Please explain, using the tax passage on Trigger PLUS below, why these securities face a greater risk of being recharacterized as debt than comparable financial instruments. Answer in one to three sentences.

BEGIN Selection

Trigger Performance Leveraged Upside SecuritiesSM

Principal at Risk Securities

U.S. Holders would be required to accrue into income original issue discount on the Trigger PLUS every year at a “comparable yield” determined at the time of issuance and recognize all income and gain in respect of the Trigger PLUS as ordinary income. Additionally, as discussed under “United States Federal Taxation—FATCA Legislation” in the accompanying prospectus supplement for PLUS, the withholding rules commonly referred to as “FATCA” would apply to the Trigger PLUS if they were recharacterized as debt instruments. The risk that financial instruments providing for buffers, triggers or similar downside protection features, such as the Trigger PLUS, would be recharacterized as debt is greater than the risk of recharacterization for comparable financial instruments that do not have such features. We do not plan to request a ruling from the IRS regarding the tax treatment of the Trigger PLUS, and the IRS or a court may not agree with the tax treatment described in the Tax Disclosure Sections.

END Selection
BEGIN Recorded information

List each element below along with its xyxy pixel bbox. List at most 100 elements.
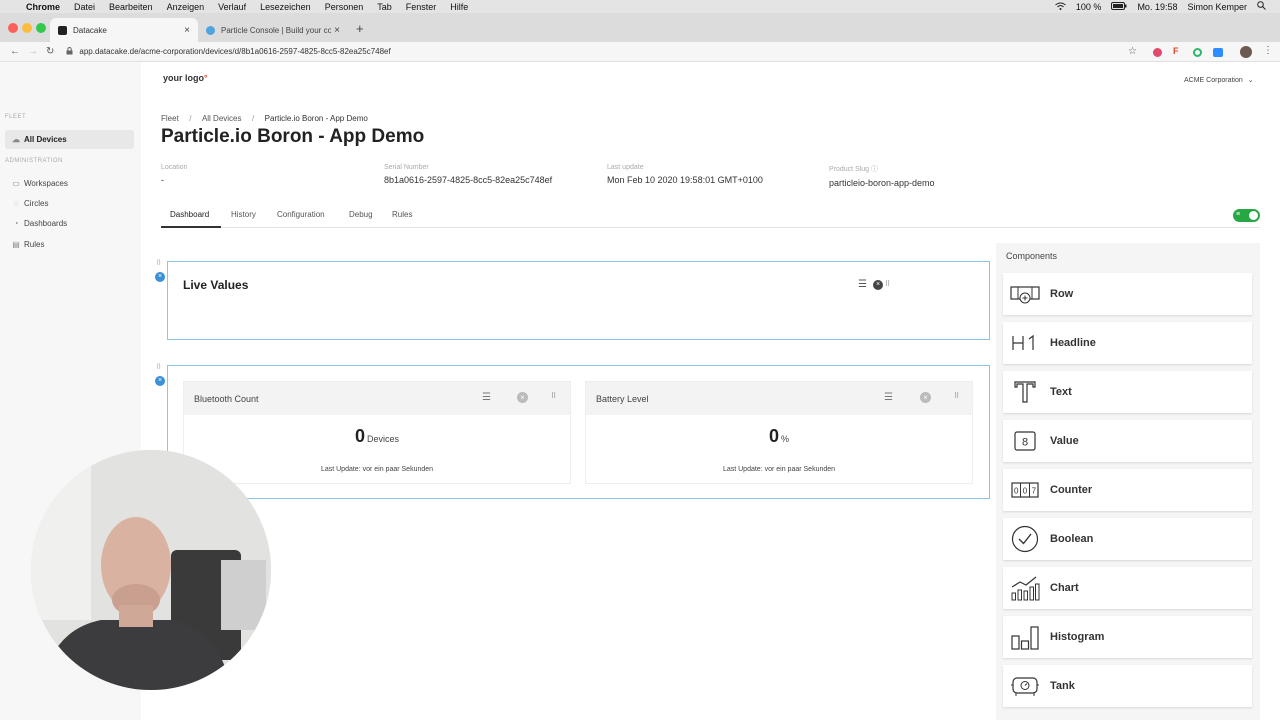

END Recorded information

## Worked answer
The Trigger PLUS have a trigger, a downside protection feature. The passage says instruments with buffers, triggers or similar downside protection carry a greater risk of recharacterization as debt than comparable instruments without such features.